**WHAT IS REQUIRED**
State how many lines contain "this", and write nothing except that count.

**DATA PROVIDED**

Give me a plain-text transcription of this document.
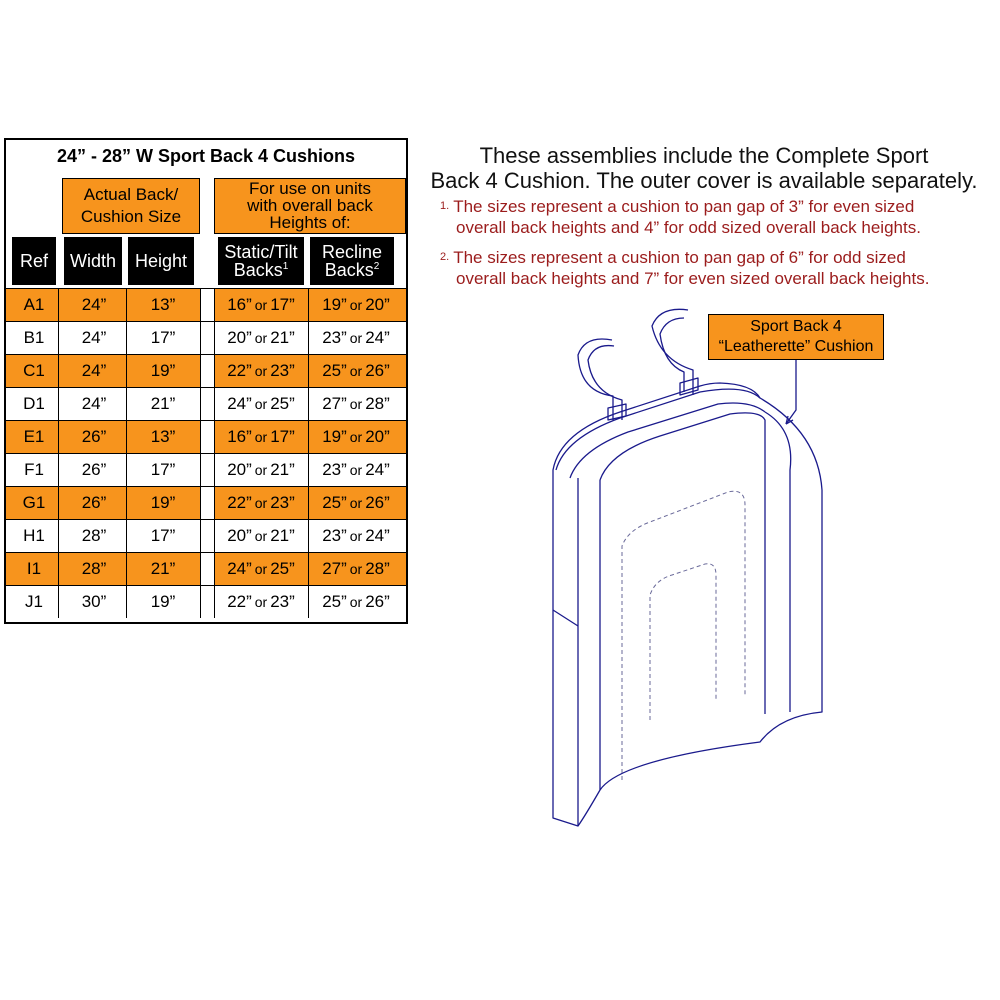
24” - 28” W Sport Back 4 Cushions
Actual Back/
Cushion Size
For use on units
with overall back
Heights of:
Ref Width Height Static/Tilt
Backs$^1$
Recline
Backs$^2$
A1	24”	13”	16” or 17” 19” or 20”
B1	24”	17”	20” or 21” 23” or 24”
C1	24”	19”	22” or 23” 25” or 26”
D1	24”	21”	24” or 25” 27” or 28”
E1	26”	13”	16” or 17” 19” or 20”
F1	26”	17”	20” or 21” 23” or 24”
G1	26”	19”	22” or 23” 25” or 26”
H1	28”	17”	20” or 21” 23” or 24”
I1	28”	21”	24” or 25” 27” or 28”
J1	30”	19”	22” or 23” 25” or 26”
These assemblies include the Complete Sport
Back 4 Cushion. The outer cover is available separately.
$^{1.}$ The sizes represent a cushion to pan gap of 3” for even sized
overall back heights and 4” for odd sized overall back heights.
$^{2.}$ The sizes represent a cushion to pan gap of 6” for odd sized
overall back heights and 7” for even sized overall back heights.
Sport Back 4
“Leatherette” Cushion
==
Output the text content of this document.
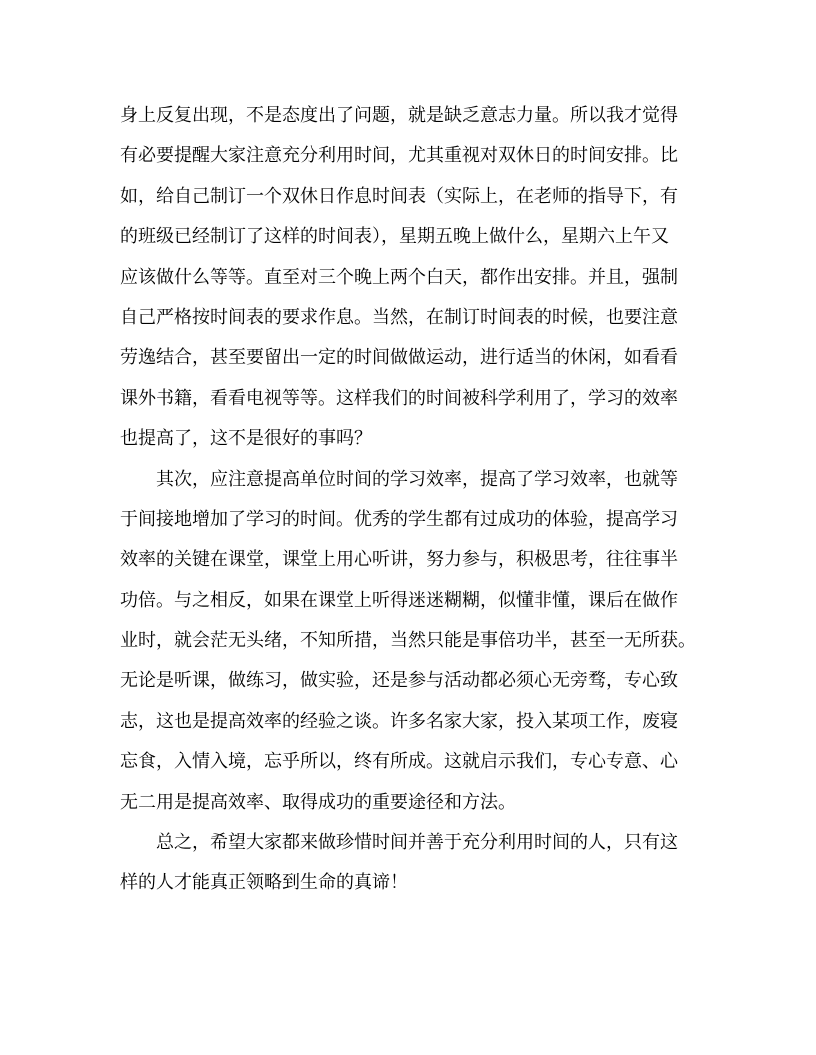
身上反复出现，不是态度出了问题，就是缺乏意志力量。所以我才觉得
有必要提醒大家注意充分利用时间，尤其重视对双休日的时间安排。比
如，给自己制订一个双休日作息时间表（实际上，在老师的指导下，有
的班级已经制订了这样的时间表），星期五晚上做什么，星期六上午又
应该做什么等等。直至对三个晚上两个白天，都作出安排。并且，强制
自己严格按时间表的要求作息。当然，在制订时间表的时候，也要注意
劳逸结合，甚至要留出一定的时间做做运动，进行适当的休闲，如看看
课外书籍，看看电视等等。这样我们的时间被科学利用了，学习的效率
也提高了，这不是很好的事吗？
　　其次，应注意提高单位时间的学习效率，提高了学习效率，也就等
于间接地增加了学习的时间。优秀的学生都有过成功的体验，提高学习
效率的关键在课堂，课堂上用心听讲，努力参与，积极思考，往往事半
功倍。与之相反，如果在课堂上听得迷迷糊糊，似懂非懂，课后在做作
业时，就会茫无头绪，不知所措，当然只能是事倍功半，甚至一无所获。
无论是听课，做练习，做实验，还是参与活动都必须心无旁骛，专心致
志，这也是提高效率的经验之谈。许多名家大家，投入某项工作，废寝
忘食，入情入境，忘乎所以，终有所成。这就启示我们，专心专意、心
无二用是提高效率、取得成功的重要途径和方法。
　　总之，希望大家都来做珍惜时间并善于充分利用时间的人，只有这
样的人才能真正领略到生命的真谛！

**PROBLEM SOLUTION**
2